Wherever the word "marker" appears in the entries, copy the whole line.
------------------------------------
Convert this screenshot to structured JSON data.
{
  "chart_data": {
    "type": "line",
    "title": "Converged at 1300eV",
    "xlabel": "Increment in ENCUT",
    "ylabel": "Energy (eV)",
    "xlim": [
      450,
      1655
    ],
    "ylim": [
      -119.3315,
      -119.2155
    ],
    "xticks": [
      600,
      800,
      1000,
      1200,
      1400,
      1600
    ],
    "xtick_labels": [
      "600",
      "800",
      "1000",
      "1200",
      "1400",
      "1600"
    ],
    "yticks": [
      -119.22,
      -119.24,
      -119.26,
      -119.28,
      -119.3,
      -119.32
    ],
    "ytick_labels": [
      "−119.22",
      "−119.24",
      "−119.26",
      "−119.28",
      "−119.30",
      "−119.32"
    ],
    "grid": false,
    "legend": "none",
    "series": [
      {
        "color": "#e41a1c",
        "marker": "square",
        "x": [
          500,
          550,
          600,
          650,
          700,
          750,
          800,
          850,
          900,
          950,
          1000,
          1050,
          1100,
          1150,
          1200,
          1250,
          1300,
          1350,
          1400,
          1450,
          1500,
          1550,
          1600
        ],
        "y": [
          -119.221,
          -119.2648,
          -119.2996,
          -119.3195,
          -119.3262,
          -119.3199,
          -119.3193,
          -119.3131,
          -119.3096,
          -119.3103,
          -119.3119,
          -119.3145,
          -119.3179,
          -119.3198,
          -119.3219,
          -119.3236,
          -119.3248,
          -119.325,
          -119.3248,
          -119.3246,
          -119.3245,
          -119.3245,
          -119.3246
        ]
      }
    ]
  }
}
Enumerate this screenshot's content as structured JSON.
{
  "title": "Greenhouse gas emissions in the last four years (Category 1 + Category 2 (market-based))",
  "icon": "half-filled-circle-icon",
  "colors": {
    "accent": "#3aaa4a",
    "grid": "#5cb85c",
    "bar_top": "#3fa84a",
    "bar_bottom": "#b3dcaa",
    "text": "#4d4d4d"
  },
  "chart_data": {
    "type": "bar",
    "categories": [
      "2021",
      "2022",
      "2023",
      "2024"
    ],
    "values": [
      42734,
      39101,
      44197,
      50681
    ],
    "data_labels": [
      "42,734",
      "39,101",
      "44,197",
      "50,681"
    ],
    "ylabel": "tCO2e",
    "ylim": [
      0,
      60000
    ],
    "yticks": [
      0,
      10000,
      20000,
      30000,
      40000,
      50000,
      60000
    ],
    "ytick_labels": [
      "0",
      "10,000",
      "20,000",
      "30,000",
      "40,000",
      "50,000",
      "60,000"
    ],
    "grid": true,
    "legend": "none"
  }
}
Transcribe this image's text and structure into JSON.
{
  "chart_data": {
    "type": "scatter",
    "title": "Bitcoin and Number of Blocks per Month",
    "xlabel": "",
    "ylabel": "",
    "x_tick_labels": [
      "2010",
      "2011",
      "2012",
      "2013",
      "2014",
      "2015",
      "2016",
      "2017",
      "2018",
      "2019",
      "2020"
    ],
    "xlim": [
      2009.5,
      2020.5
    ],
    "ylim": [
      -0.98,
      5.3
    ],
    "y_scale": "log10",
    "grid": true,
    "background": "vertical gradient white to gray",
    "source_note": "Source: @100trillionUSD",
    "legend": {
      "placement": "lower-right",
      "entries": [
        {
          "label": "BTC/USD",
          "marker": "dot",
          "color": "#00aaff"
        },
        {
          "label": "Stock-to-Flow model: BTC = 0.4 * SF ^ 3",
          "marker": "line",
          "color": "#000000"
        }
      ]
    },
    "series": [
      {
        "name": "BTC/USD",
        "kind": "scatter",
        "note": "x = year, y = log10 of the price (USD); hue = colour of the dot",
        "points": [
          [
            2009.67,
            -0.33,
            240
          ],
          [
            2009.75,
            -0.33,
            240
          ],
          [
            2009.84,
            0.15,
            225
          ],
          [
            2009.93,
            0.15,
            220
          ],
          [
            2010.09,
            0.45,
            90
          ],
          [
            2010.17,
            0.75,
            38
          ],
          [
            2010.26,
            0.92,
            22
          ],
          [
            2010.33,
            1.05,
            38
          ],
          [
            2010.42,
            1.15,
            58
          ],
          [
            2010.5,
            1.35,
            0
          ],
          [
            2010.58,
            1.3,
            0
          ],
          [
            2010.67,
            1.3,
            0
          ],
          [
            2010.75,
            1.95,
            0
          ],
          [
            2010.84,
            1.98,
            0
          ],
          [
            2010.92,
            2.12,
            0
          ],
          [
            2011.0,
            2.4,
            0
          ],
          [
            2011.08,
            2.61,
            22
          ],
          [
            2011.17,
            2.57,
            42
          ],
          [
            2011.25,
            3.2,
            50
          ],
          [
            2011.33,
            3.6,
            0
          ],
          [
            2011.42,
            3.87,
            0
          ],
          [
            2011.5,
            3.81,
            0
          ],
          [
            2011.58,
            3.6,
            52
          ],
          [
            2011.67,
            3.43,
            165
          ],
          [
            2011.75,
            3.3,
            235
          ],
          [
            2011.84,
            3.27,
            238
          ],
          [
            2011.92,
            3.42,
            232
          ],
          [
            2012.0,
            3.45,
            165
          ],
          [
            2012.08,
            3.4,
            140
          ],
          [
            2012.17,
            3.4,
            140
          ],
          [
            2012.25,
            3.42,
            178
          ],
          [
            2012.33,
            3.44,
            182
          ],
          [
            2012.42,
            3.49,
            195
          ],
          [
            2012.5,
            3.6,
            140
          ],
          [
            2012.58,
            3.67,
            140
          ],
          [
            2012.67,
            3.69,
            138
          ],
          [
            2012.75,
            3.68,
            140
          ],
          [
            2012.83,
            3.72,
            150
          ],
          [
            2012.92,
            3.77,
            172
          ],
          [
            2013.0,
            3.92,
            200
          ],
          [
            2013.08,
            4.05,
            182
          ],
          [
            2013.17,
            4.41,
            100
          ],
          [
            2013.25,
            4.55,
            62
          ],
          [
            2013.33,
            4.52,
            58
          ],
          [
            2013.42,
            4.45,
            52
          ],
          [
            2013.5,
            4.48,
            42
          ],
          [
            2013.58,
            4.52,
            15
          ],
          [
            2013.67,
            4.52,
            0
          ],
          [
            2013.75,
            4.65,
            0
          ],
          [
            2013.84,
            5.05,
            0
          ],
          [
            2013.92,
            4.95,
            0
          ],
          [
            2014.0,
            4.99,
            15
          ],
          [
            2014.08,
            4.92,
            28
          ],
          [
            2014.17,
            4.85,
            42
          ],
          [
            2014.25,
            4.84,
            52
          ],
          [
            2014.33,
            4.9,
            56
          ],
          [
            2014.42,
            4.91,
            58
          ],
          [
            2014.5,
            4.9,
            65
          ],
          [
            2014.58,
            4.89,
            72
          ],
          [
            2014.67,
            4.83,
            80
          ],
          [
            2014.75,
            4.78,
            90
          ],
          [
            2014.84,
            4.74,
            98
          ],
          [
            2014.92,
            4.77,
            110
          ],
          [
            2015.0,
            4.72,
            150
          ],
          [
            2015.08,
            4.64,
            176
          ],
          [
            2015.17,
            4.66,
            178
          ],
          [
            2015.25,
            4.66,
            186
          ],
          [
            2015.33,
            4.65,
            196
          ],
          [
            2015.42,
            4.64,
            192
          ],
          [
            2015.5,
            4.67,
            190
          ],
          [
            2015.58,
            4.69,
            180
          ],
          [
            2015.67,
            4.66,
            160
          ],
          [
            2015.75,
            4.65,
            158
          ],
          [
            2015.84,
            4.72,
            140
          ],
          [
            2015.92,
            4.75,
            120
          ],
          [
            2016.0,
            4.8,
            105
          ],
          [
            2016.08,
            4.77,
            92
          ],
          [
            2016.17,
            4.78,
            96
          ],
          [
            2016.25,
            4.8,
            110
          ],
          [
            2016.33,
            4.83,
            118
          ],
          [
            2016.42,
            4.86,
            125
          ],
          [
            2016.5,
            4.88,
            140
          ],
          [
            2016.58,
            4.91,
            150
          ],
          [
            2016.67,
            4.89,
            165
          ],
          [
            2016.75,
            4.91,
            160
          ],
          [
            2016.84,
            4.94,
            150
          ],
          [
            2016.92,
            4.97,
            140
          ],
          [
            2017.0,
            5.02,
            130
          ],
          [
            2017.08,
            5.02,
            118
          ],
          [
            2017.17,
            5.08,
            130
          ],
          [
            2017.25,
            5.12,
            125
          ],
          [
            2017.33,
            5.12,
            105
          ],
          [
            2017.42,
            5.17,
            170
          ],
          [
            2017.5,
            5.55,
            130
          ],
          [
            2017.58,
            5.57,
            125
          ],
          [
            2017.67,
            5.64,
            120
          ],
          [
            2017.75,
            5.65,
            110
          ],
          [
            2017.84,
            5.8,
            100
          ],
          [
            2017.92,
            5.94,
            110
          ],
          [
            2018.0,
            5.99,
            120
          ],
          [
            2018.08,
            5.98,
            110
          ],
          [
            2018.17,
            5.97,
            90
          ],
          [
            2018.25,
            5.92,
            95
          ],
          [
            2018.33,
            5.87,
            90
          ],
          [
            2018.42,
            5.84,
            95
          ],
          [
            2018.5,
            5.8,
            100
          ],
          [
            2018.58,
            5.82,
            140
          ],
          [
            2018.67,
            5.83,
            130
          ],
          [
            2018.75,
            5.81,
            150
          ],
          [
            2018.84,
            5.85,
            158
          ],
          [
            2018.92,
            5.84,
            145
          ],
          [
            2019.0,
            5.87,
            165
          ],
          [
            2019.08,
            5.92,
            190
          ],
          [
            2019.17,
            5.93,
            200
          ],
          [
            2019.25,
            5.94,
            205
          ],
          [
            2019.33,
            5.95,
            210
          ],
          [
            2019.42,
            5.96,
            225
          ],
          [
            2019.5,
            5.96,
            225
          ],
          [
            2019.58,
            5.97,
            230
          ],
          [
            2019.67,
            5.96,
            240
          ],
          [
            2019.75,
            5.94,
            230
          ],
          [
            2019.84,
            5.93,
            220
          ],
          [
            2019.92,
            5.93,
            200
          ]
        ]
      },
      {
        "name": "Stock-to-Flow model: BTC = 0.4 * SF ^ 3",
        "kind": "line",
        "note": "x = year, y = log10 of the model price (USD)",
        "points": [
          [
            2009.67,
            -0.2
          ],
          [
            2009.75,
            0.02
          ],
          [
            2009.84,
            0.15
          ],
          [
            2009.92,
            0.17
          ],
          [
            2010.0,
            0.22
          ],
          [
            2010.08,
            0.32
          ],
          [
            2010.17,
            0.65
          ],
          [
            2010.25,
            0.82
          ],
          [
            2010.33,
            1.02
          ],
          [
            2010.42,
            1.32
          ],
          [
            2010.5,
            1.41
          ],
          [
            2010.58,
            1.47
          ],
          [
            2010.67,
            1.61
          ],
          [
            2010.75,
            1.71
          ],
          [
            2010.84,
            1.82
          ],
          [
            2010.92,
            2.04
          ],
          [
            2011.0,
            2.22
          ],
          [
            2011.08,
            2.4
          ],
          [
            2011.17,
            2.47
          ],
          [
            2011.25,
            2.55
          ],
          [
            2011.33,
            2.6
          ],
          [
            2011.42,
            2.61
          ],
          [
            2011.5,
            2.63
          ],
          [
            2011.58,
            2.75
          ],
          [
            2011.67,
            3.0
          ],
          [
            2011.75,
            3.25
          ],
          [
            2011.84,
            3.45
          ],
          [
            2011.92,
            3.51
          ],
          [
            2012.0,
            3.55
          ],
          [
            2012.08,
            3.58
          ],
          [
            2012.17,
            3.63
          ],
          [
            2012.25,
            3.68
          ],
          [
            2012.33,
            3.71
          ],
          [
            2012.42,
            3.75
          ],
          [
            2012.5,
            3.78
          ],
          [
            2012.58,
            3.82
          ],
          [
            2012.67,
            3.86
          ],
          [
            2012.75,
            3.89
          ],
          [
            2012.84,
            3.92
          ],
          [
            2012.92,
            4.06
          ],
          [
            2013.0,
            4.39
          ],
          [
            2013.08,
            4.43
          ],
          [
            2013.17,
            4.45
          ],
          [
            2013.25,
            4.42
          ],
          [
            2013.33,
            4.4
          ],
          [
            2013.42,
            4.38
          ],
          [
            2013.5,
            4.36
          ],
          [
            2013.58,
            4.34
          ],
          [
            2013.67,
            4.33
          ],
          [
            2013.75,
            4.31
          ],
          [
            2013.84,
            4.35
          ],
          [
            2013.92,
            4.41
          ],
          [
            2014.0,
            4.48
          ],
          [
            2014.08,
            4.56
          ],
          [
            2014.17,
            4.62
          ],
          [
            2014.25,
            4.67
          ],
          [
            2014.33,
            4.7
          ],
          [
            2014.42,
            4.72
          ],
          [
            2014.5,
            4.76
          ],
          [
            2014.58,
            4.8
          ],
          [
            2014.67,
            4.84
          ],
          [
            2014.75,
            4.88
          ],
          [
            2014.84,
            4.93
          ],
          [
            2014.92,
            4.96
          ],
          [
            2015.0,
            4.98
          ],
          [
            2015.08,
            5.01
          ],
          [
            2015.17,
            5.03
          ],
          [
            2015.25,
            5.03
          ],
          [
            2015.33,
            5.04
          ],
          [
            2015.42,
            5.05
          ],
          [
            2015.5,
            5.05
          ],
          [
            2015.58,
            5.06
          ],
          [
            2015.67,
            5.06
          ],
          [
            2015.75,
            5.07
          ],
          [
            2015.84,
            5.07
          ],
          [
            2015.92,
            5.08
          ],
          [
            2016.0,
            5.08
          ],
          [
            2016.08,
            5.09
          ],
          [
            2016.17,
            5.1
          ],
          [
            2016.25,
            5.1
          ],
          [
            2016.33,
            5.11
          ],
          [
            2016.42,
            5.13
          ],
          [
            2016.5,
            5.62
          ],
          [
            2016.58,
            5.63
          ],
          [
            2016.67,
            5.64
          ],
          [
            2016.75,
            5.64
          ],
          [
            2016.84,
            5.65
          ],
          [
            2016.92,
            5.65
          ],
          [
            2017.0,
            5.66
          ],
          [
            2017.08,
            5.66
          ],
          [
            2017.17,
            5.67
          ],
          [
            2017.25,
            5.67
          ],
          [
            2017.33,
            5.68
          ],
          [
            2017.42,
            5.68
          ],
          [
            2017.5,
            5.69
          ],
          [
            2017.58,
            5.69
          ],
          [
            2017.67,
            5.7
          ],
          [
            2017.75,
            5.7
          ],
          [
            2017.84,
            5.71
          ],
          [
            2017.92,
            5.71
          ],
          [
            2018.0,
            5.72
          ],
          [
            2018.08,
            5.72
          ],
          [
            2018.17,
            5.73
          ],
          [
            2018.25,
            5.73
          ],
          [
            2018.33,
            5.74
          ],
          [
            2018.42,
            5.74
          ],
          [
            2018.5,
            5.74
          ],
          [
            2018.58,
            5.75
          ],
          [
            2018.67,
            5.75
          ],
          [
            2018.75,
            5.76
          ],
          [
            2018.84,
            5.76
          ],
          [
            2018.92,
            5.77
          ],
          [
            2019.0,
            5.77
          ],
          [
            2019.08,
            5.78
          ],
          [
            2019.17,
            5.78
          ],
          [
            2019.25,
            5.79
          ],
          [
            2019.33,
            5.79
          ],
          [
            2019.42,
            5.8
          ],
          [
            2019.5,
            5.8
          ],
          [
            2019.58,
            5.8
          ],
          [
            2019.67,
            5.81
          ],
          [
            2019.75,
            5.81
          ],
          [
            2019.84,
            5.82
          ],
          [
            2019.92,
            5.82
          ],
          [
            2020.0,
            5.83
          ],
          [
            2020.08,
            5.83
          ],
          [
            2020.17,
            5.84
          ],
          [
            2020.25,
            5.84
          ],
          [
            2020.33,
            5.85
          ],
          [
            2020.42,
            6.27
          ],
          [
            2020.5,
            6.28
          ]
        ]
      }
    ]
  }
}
------------------------------------
Answer to this task »
        "marker": "square",
          "marker": "dot",
          "marker": "line",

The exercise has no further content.